Vorliegender Text:
○ ○ ○ ○

Seit in den 80er Jahren die Begleitstoffanalyse entwickelt wurde, hat sich die Problematik "Nachtrunk" weitgehend entspannt.
Alkoholische Getränken enthalten neben dem Wirkstoff Alkohol auch verschiedene aromatische Bestandteile. Diese Bestandteile zeigen ein unterschiedliches Abbauverhalten.
Die Begleitstoffanalyse trennt die verschiedenen Bestandteile voneinander und gibt Auskunft darüber, zu welcher Zeit welcher Alkohol getrunken wurde. Damit lassen sich Aussagen über einen behaupteten Nachtrunk treffen.

Der Nachtrunk stellt eine Obliegenheitsverletzung gegenüber der Versicherung dar und kann den Versicherungsschutz gefährden. Der Versicherungsnehmer ist verpflichtet, nach einem Unfall alles in seiner Macht zu veranlassen, um die für den Versicherungsfall relevanten Tatsachen und Beweise zu sichern. Durch Nachtrunk vereitelt er diese Verpflichtung und begeht eine Obliegenheitsverletzung.

oder auch:


Kein Versicherungsschutz bei "Nachtrunk"

Ein Autofahrer prallte mit seinem Wagen gegen eine Gartenmauer. Er fuhr nach Hause und nahm dort angeblich einen "Beruhigungstrunk" zu sich. Als wenig später die Polizei bei ihm eintraf, wurde ein Promillewert von 1,57 festgestellt.

Dies führte dazu, dass die Vollkaskoversicherung des Unfallfahrers nicht mehr verpflichtet war, den an dem Unfallfahrzeug entstandenen Schaden von über 8.000 DM zu ersetzen. Auch das Landgericht sah in dem "Nachtrunk" eine Verletzung der versicherungsvertraglichen Aufklärungspflicht, da sich der Autofahrer aktiv der Feststellung seiner Blutalkoholkonzentration zu entziehen versuchte.

○ ○ ○ ○

Deine Aufgaben:
1) Kopiere aus dem Text zum Nachtrunk wörtlich den Abschnitt, der mit „Die Begleitstoffanalyse trennt“ beginnt und bis einschließlich „behaupteten Nachtrunk treffen.“ reicht.
2) Knüpfe an den Text über den Nachtrunk an und führe ihn nach seinem letzten Satz weiter.

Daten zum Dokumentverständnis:
○ ○ ○ ○

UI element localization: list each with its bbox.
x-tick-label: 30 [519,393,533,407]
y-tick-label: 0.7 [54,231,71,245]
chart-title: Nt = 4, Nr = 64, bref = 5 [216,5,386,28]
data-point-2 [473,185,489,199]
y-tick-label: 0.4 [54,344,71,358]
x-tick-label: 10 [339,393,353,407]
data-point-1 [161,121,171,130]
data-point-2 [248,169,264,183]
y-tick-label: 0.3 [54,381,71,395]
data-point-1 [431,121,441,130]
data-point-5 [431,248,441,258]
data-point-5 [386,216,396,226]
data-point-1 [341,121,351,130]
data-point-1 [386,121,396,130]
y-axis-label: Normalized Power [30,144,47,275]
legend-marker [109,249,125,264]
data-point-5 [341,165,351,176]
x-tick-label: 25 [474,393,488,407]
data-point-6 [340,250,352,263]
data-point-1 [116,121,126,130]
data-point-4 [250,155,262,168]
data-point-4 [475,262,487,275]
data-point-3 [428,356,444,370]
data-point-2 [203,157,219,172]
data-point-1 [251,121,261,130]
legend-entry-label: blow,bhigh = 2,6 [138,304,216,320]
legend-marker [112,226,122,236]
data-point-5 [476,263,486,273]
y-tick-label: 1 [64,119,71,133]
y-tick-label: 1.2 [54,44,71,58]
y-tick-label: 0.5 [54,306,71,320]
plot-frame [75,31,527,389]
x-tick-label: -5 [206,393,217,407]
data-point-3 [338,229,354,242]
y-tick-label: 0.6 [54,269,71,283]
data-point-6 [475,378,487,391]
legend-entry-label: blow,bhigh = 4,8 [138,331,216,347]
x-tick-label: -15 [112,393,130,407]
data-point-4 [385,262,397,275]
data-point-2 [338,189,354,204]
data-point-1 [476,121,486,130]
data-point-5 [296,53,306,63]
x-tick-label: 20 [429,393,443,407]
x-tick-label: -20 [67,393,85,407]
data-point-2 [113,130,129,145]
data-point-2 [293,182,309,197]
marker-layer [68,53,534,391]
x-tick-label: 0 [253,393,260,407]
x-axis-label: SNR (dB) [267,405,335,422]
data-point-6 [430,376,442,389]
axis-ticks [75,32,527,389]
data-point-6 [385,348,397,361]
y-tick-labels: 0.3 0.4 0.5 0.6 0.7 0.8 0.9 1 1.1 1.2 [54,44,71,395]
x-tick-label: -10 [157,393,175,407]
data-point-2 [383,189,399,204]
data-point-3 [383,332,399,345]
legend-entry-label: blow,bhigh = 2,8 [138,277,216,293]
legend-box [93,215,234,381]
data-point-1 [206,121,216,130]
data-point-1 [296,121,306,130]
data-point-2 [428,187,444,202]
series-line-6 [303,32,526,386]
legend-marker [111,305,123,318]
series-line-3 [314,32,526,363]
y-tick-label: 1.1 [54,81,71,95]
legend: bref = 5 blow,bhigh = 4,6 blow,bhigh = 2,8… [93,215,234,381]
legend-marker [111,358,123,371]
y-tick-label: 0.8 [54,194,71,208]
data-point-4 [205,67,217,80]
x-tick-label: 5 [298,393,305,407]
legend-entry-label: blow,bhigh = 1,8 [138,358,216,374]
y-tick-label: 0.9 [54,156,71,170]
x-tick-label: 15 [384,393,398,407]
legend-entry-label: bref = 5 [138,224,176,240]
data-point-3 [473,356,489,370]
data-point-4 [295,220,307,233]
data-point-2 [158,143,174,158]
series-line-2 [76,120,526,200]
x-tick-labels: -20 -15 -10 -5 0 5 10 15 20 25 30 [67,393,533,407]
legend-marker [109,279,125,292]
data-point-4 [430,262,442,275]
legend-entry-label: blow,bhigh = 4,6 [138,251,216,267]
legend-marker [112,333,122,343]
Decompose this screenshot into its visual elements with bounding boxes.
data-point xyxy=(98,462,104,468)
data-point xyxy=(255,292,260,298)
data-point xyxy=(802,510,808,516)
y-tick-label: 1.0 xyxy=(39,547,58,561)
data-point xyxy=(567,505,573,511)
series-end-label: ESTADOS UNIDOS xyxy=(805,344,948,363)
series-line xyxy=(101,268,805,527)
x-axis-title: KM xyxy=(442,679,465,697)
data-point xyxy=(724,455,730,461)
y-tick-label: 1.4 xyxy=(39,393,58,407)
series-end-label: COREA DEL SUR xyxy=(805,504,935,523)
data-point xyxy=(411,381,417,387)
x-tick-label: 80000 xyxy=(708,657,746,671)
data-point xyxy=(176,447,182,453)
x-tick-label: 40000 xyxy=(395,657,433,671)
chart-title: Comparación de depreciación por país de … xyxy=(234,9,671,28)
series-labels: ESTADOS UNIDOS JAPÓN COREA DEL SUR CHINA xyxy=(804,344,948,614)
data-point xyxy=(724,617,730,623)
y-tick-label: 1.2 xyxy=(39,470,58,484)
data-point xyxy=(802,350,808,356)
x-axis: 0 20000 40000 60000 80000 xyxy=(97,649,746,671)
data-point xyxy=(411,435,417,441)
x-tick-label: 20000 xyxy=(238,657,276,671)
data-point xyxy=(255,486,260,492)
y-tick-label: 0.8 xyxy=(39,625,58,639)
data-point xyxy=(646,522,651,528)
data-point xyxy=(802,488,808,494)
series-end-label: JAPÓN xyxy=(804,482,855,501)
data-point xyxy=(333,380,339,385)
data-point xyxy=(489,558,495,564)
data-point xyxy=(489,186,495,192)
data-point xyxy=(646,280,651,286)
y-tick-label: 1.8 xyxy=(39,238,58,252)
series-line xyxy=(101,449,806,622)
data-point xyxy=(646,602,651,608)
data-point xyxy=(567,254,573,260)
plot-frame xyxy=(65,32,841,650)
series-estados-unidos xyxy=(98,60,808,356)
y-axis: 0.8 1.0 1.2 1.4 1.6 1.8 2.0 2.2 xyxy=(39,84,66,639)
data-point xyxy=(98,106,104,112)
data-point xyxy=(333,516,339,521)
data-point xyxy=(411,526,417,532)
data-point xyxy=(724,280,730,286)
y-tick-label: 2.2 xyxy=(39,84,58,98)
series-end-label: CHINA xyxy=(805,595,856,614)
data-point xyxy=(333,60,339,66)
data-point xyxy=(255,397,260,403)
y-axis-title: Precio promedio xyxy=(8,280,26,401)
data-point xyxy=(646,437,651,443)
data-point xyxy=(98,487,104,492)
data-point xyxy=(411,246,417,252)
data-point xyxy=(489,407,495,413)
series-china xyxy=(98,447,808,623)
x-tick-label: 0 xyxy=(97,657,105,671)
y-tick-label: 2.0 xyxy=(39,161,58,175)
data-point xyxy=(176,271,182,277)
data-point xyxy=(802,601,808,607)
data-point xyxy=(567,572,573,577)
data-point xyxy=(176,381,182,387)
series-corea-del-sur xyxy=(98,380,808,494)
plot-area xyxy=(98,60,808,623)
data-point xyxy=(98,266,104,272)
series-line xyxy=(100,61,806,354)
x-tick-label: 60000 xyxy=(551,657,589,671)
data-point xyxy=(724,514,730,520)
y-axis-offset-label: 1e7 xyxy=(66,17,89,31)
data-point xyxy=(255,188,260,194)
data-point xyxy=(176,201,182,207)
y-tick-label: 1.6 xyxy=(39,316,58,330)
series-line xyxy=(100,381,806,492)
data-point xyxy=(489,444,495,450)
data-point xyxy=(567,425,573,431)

○ ○ ○ ○

Schriftliche Antworten:
1)
Die Begleitstoffanalyse trennt die verschiedenen Bestandteile voneinander und gibt Auskunft darüber, zu welcher Zeit welcher Alkohol getrunken wurde. Damit lassen sich Aussagen über einen behaupteten Nachtrunk treffen.

2)
Urteil des LG Itzehoe, 4 S 163/96, NN vom 19.04.1997


Und denke auch an :

§ 142
Unerlaubtes Entfernen vom Unfallort

(1) Ein Unfallbeteiligter, der sich nach einem Unfall im Straßenverkehr vom Unfallort entfernt, bevor er

1. zugunsten der anderen Unfallbeteiligten und der Geschädigten die Feststellung seiner Person, seines Fahrzeugs und der Art seiner Beteiligung durch seine Anwesenheit und durch die Angabe, daß er an dem Unfall beteiligt ist, ermöglicht hat oder
2. eine nach den Umständen angemessene Zeit gewartet hat, ohne daß jemand bereit war, die Feststellungen zu treffen,

wird mit Freiheitsstrafe bis zu drei Jahren oder mit Geldstrafe bestraft.

(2) Nach Absatz 1 wird auch ein Unfallbeteiligter bestraft, der sich

1. nach Ablauf der Wartefrist (Absatz 1 Nr. 2) oder
2. berechtigt oder entschuldigt

vom Unfallort entfernt hat und die Feststellungen nicht unverzüglich nachträglich ermöglicht.

(3) Der Verpflichtung, die Feststellungen nachträglich zu ermöglichen, genügt der Unfallbeteiligte, wenn er den Berechtigten (Absatz 1 Nr. 1) oder einer nahe gelegenen Polizeidienststelle mitteilt, daß er an dem Unfall beteiligt gewesen ist, und wenn er seine Anschrift, seinen Aufenthalt sowie das Kennzeichen und den Standort seines Fahrzeugs angibt und dieses zu unverzüglichen Feststellungen für eine ihm zumutbare Zeit zur Verfügung hält. Dies gilt nicht, wenn er durch sein Verhalten die Feststellungen absichtlich vereitelt.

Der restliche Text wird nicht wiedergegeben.